> _SHORT EXERCISE_: Return the listing below verbatim. Pictures do not belong in the copy.

> _SOURCE DATA_:
===============

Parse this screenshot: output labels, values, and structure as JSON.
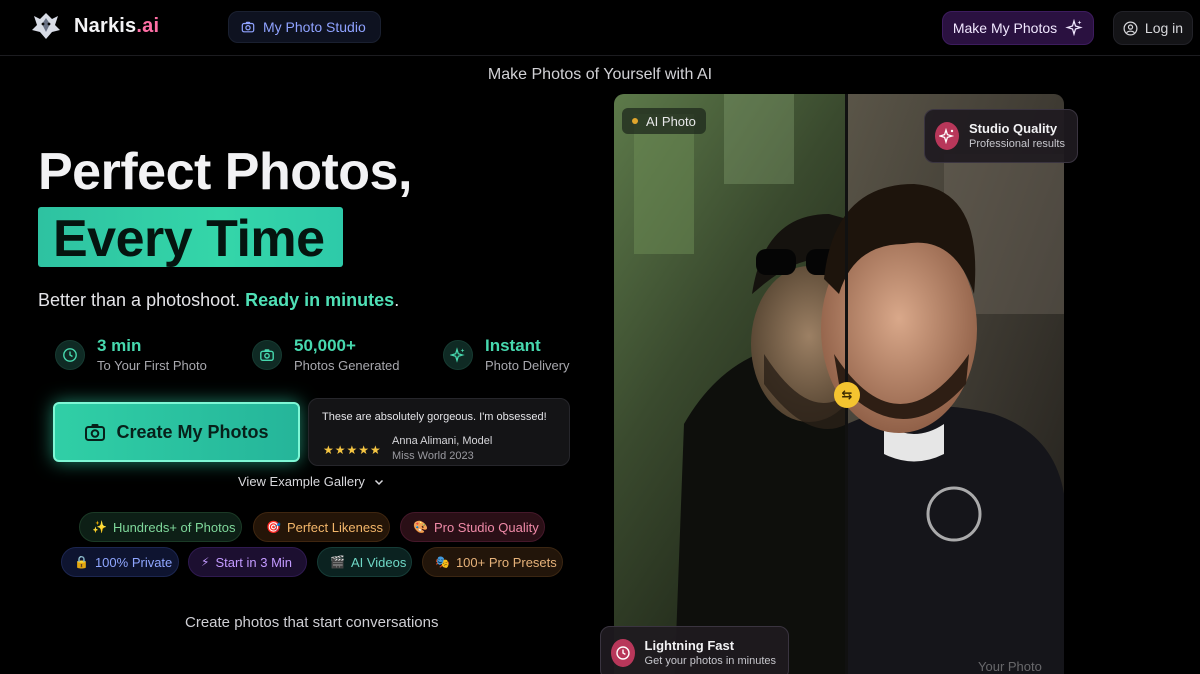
{
  "nav": {
    "brand_name": "Narkis",
    "brand_suffix": ".ai",
    "studio_link": "My Photo Studio",
    "make_button": "Make My Photos",
    "login_button": "Log in"
  },
  "tagline": "Make Photos of Yourself with AI",
  "hero": {
    "title_line1": "Perfect Photos,",
    "title_line2": "Every Time",
    "subtitle_plain": "Better than a photoshoot. ",
    "subtitle_highlight": "Ready in minutes",
    "subtitle_end": ".",
    "stats": [
      {
        "value": "3 min",
        "label": "To Your First Photo",
        "icon": "clock-icon"
      },
      {
        "value": "50,000+",
        "label": "Photos Generated",
        "icon": "camera-icon"
      },
      {
        "value": "Instant",
        "label": "Photo Delivery",
        "icon": "sparkle-icon"
      }
    ],
    "cta_label": "Create My Photos",
    "review": {
      "quote": "These are absolutely gorgeous. I'm obsessed!",
      "stars": "★★★★★",
      "name": "Anna Alimani, Model",
      "title": "Miss World 2023"
    },
    "gallery_link": "View Example Gallery",
    "features": [
      {
        "icon": "✨",
        "label": "Hundreds+ of Photos"
      },
      {
        "icon": "🎯",
        "label": "Perfect Likeness"
      },
      {
        "icon": "🎨",
        "label": "Pro Studio Quality"
      },
      {
        "icon": "🔒",
        "label": "100% Private"
      },
      {
        "icon": "⚡",
        "label": "Start in 3 Min"
      },
      {
        "icon": "🎬",
        "label": "AI Videos"
      },
      {
        "icon": "🎭",
        "label": "100+ Pro Presets"
      }
    ],
    "bottom_text": "Create photos that start conversations"
  },
  "comparison": {
    "left_badge": "AI Photo",
    "right_label": "Your Photo",
    "handle_icon": "⇆",
    "card_top": {
      "title": "Studio Quality",
      "subtitle": "Professional results"
    },
    "card_bottom": {
      "title": "Lightning Fast",
      "subtitle": "Get your photos in minutes"
    }
  },
  "colors": {
    "accent_teal": "#34d6a9",
    "accent_pink": "#ff6fa5",
    "accent_purple": "#2a1140",
    "handle_yellow": "#f4c430"
  }
}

===============

> _ANSWER FOR THIS EXERCISE_:
Parse this screenshot: output labels, values, and structure as JSON.
{
  "nav": {
    "brand_name": "Narkis",
    "brand_suffix": ".ai",
    "studio_link": "My Photo Studio",
    "make_button": "Make My Photos",
    "login_button": "Log in"
  },
  "tagline": "Make Photos of Yourself with AI",
  "hero": {
    "title_line1": "Perfect Photos,",
    "title_line2": "Every Time",
    "subtitle_plain": "Better than a photoshoot. ",
    "subtitle_highlight": "Ready in minutes",
    "subtitle_end": ".",
    "stats": [
      {
        "value": "3 min",
        "label": "To Your First Photo",
        "icon": "clock-icon"
      },
      {
        "value": "50,000+",
        "label": "Photos Generated",
        "icon": "camera-icon"
      },
      {
        "value": "Instant",
        "label": "Photo Delivery",
        "icon": "sparkle-icon"
      }
    ],
    "cta_label": "Create My Photos",
    "review": {
      "quote": "These are absolutely gorgeous. I'm obsessed!",
      "stars": "★★★★★",
      "name": "Anna Alimani, Model",
      "title": "Miss World 2023"
    },
    "gallery_link": "View Example Gallery",
    "features": [
      {
        "icon": "✨",
        "label": "Hundreds+ of Photos"
      },
      {
        "icon": "🎯",
        "label": "Perfect Likeness"
      },
      {
        "icon": "🎨",
        "label": "Pro Studio Quality"
      },
      {
        "icon": "🔒",
        "label": "100% Private"
      },
      {
        "icon": "⚡",
        "label": "Start in 3 Min"
      },
      {
        "icon": "🎬",
        "label": "AI Videos"
      },
      {
        "icon": "🎭",
        "label": "100+ Pro Presets"
      }
    ],
    "bottom_text": "Create photos that start conversations"
  },
  "comparison": {
    "left_badge": "AI Photo",
    "right_label": "Your Photo",
    "handle_icon": "⇆",
    "card_top": {
      "title": "Studio Quality",
      "subtitle": "Professional results"
    },
    "card_bottom": {
      "title": "Lightning Fast",
      "subtitle": "Get your photos in minutes"
    }
  },
  "colors": {
    "accent_teal": "#34d6a9",
    "accent_pink": "#ff6fa5",
    "accent_purple": "#2a1140",
    "handle_yellow": "#f4c430"
  }
}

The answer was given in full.